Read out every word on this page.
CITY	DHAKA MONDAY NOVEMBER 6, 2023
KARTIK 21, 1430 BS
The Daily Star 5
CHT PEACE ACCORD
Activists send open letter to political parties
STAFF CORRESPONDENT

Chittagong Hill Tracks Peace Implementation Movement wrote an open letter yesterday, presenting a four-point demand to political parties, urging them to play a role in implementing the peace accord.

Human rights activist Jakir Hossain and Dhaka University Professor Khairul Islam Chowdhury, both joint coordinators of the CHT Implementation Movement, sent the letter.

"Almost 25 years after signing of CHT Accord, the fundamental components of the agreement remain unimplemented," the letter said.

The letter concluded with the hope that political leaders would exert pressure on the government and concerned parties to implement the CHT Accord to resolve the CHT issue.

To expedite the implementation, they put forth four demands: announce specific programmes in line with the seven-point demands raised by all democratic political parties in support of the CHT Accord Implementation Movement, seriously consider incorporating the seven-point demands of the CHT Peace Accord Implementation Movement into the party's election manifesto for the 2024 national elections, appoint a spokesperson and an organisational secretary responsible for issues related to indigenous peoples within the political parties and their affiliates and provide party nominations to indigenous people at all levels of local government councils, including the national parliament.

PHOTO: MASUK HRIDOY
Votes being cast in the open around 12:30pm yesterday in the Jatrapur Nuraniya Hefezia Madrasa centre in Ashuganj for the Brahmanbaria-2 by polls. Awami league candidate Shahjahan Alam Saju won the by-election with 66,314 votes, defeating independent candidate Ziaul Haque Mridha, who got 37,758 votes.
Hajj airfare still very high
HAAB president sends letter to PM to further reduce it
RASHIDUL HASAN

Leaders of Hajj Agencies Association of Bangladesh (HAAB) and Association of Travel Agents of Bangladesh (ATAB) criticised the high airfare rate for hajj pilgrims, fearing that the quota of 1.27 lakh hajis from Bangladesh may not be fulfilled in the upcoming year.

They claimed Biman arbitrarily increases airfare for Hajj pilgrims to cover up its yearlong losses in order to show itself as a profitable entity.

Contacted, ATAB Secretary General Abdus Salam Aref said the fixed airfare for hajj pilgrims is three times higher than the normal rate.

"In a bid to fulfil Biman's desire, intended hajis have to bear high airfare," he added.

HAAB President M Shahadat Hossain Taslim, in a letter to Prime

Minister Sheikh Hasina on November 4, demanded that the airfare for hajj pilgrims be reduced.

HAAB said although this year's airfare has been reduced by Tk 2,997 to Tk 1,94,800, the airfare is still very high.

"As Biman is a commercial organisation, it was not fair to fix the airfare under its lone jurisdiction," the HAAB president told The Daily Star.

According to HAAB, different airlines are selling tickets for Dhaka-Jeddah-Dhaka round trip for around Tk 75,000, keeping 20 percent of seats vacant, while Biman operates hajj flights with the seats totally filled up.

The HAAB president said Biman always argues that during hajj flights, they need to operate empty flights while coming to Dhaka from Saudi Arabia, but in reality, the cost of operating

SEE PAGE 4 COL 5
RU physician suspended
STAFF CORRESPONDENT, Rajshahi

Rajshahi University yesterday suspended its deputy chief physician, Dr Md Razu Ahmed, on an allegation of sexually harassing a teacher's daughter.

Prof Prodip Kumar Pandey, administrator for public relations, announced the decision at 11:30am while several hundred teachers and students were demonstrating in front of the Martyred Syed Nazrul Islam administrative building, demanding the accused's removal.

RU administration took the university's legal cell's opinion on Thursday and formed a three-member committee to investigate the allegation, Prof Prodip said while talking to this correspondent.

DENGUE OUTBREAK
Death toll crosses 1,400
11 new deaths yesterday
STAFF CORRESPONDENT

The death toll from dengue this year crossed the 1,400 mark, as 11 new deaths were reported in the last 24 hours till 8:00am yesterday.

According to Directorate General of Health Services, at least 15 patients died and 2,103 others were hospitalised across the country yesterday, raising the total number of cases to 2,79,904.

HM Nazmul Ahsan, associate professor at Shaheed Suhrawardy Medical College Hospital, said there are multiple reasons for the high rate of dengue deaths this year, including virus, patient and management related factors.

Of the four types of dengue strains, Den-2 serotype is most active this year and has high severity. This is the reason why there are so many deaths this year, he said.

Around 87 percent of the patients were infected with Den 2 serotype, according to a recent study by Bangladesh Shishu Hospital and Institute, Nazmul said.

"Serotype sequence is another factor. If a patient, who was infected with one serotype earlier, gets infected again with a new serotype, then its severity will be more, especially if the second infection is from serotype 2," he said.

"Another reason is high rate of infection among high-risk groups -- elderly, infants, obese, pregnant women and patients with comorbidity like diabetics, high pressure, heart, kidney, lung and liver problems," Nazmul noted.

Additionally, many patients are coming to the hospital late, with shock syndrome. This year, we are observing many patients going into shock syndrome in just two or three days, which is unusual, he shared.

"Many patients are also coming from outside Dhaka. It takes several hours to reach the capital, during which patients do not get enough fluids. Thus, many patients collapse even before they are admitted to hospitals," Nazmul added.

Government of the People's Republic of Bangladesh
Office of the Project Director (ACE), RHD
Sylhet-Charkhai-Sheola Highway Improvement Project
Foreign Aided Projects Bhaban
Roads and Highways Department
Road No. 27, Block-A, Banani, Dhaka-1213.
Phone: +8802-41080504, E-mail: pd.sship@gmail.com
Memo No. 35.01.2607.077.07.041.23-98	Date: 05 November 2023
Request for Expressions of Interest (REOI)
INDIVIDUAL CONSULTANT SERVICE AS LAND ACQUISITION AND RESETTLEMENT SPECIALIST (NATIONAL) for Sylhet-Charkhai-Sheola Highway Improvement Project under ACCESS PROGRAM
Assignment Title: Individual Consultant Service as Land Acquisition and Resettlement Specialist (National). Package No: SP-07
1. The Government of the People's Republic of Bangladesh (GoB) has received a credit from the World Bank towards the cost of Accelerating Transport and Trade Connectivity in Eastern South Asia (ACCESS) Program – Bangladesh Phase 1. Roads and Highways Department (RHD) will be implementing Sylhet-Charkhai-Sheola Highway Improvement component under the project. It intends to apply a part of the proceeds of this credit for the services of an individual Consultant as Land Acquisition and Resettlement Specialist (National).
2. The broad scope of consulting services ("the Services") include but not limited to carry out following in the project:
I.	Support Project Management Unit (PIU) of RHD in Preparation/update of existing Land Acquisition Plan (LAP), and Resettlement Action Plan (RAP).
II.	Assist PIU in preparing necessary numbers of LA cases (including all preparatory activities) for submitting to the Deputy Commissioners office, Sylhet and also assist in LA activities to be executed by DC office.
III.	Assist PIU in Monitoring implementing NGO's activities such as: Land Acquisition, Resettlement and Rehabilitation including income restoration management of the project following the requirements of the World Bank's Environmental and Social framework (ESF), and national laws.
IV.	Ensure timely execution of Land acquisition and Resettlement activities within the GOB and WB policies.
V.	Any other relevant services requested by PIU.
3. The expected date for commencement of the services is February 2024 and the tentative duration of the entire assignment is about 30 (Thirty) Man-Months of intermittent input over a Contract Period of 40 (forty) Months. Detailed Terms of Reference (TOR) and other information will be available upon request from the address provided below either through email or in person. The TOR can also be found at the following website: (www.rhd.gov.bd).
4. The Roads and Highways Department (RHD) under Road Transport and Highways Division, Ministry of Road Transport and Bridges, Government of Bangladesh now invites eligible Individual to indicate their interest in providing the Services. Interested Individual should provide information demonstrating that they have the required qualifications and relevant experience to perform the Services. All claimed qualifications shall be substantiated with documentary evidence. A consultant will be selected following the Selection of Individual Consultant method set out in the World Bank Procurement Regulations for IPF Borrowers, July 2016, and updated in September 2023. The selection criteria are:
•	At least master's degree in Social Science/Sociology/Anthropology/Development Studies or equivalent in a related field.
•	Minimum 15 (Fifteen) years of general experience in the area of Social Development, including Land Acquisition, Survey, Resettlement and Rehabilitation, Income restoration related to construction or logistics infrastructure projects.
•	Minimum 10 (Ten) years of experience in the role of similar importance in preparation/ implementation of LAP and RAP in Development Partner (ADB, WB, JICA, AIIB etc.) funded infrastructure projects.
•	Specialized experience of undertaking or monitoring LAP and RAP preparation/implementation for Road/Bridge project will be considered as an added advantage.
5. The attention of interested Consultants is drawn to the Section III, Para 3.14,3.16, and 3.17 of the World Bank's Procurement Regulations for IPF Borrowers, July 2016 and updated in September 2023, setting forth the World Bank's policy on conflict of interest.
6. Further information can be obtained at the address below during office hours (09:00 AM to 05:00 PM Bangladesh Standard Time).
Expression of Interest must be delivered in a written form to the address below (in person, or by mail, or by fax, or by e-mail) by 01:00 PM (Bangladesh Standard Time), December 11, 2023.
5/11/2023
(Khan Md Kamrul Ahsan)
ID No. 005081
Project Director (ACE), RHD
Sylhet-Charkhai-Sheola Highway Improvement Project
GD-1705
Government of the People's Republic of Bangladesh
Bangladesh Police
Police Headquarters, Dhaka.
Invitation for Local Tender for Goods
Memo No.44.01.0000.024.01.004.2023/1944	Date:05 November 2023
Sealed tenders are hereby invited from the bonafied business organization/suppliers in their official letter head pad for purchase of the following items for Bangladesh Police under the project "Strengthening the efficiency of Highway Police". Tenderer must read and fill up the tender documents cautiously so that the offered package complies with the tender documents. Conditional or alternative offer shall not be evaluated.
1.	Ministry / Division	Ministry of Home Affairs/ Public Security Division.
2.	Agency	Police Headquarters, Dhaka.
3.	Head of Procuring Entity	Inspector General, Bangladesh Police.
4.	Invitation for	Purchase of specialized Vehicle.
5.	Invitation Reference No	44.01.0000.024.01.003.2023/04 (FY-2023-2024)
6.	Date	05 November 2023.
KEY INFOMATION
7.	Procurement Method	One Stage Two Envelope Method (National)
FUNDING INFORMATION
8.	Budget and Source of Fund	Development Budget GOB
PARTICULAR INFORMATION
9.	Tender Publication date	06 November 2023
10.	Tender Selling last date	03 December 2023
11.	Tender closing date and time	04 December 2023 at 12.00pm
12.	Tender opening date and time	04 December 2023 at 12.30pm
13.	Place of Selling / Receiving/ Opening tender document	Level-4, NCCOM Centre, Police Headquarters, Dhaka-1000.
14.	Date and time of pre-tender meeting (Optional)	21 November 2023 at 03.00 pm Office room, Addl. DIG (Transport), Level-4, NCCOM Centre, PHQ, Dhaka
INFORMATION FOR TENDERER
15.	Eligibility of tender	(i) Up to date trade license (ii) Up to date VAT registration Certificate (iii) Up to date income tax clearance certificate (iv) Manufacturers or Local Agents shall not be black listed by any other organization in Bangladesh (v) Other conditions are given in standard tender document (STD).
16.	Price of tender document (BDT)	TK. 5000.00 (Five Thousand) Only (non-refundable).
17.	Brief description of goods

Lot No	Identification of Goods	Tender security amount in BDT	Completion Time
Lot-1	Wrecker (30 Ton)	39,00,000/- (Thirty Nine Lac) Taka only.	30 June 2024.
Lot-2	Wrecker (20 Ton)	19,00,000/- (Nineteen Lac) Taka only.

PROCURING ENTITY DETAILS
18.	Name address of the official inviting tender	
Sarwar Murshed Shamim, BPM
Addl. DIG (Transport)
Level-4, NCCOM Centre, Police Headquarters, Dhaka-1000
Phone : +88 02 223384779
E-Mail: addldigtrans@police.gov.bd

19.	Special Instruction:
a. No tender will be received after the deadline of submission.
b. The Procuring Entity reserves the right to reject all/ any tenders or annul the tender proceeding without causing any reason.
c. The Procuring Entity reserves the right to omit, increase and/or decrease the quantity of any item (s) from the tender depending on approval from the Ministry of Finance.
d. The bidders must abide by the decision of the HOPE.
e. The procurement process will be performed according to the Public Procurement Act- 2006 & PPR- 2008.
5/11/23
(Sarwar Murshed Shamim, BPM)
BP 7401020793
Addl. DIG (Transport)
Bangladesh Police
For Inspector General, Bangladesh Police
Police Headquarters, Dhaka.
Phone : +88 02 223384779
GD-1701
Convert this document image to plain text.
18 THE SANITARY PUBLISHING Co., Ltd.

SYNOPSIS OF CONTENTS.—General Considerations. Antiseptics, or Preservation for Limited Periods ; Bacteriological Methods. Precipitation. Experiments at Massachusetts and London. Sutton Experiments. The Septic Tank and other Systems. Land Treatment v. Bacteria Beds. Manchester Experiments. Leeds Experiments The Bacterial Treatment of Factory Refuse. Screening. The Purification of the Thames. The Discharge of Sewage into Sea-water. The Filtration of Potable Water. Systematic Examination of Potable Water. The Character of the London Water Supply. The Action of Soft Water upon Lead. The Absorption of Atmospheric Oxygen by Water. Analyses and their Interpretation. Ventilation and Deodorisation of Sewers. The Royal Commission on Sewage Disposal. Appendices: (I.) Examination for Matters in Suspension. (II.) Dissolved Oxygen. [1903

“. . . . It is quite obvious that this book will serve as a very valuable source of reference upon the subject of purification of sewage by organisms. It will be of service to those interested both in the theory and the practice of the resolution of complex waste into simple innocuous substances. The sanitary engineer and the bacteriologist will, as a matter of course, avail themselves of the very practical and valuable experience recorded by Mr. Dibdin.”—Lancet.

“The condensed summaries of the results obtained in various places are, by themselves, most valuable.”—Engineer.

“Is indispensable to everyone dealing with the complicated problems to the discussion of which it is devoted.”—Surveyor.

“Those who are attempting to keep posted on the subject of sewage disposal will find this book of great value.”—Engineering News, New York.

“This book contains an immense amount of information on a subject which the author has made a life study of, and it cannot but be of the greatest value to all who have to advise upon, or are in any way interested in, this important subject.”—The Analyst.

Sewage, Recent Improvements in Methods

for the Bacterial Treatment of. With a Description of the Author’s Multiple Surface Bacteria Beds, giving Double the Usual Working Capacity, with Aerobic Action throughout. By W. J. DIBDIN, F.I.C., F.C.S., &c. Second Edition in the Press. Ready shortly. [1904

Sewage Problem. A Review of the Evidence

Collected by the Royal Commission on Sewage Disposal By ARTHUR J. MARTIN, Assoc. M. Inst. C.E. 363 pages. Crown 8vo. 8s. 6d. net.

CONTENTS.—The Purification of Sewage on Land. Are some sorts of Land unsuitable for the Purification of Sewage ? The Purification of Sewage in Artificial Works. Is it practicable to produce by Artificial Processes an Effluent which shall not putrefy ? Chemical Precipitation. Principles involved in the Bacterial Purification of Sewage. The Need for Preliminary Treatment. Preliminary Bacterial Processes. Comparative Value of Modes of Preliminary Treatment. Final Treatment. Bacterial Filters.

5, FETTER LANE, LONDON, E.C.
________________________
Work order
Your answer should be the lines of the material above that include "percent".

Answer below
According to HAAB, different airlines are selling tickets for Dhaka-Jeddah-Dhaka round trip for around Tk 75,000, keeping 20 percent of seats vacant, while Biman operates hajj flights with the seats totally filled up.
Around 87 percent of the patients were infected with Den 2 serotype, according to a recent study by Bangladesh Shishu Hospital and Institute, Nazmul said.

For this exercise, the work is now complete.